§ **PROMPT**: Repeat the material exactly, leaving nothing out.

Data records:

====================

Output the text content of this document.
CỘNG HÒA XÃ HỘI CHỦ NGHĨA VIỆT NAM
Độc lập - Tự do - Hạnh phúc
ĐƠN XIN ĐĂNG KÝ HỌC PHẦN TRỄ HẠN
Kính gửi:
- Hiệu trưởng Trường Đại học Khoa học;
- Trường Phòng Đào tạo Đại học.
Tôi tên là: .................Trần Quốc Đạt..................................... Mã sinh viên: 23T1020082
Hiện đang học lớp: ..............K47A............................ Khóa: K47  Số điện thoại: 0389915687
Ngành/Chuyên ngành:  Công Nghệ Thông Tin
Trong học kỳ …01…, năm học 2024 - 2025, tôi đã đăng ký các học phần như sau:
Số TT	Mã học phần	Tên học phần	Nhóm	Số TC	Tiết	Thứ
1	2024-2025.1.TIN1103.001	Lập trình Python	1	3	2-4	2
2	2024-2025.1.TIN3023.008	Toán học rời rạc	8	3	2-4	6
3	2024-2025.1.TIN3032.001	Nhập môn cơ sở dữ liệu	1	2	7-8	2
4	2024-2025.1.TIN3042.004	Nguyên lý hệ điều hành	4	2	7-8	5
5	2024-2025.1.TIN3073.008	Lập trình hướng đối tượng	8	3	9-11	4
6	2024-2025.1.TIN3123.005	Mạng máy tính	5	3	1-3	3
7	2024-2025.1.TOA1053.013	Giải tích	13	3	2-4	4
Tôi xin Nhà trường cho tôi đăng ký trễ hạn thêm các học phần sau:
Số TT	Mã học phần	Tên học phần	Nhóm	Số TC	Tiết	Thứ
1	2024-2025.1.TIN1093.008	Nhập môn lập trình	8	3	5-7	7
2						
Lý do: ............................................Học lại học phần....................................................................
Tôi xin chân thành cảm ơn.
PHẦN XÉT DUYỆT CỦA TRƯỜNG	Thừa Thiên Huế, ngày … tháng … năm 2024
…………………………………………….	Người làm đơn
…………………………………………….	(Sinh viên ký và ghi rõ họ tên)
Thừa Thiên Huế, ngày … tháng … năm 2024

====================

§ **REPLY TO THE TASK**:
Output the text content of this document.
CỘNG HÒA XÃ HỘI CHỦ NGHĨA VIỆT NAM
Độc lập - Tự do - Hạnh phúc
ĐƠN XIN ĐĂNG KÝ HỌC PHẦN TRỄ HẠN
Kính gửi:
- Hiệu trưởng Trường Đại học Khoa học;
- Trường Phòng Đào tạo Đại học.
Tôi tên là: .................Trần Quốc Đạt..................................... Mã sinh viên: 23T1020082
Hiện đang học lớp: ..............K47A............................ Khóa: K47  Số điện thoại: 0389915687
Ngành/Chuyên ngành:  Công Nghệ Thông Tin
Trong học kỳ …01…, năm học 2024 - 2025, tôi đã đăng ký các học phần như sau:
Số TT	Mã học phần	Tên học phần	Nhóm	Số TC	Tiết	Thứ
1	2024-2025.1.TIN1103.001	Lập trình Python	1	3	2-4	2
2	2024-2025.1.TIN3023.008	Toán học rời rạc	8	3	2-4	6
3	2024-2025.1.TIN3032.001	Nhập môn cơ sở dữ liệu	1	2	7-8	2
4	2024-2025.1.TIN3042.004	Nguyên lý hệ điều hành	4	2	7-8	5
5	2024-2025.1.TIN3073.008	Lập trình hướng đối tượng	8	3	9-11	4
6	2024-2025.1.TIN3123.005	Mạng máy tính	5	3	1-3	3
7	2024-2025.1.TOA1053.013	Giải tích	13	3	2-4	4
Tôi xin Nhà trường cho tôi đăng ký trễ hạn thêm các học phần sau:
Số TT	Mã học phần	Tên học phần	Nhóm	Số TC	Tiết	Thứ
1	2024-2025.1.TIN1093.008	Nhập môn lập trình	8	3	5-7	7
2						
Lý do: ............................................Học lại học phần....................................................................
Tôi xin chân thành cảm ơn.
PHẦN XÉT DUYỆT CỦA TRƯỜNG	Thừa Thiên Huế, ngày … tháng … năm 2024
…………………………………………….	Người làm đơn
…………………………………………….	(Sinh viên ký và ghi rõ họ tên)
Thừa Thiên Huế, ngày … tháng … năm 2024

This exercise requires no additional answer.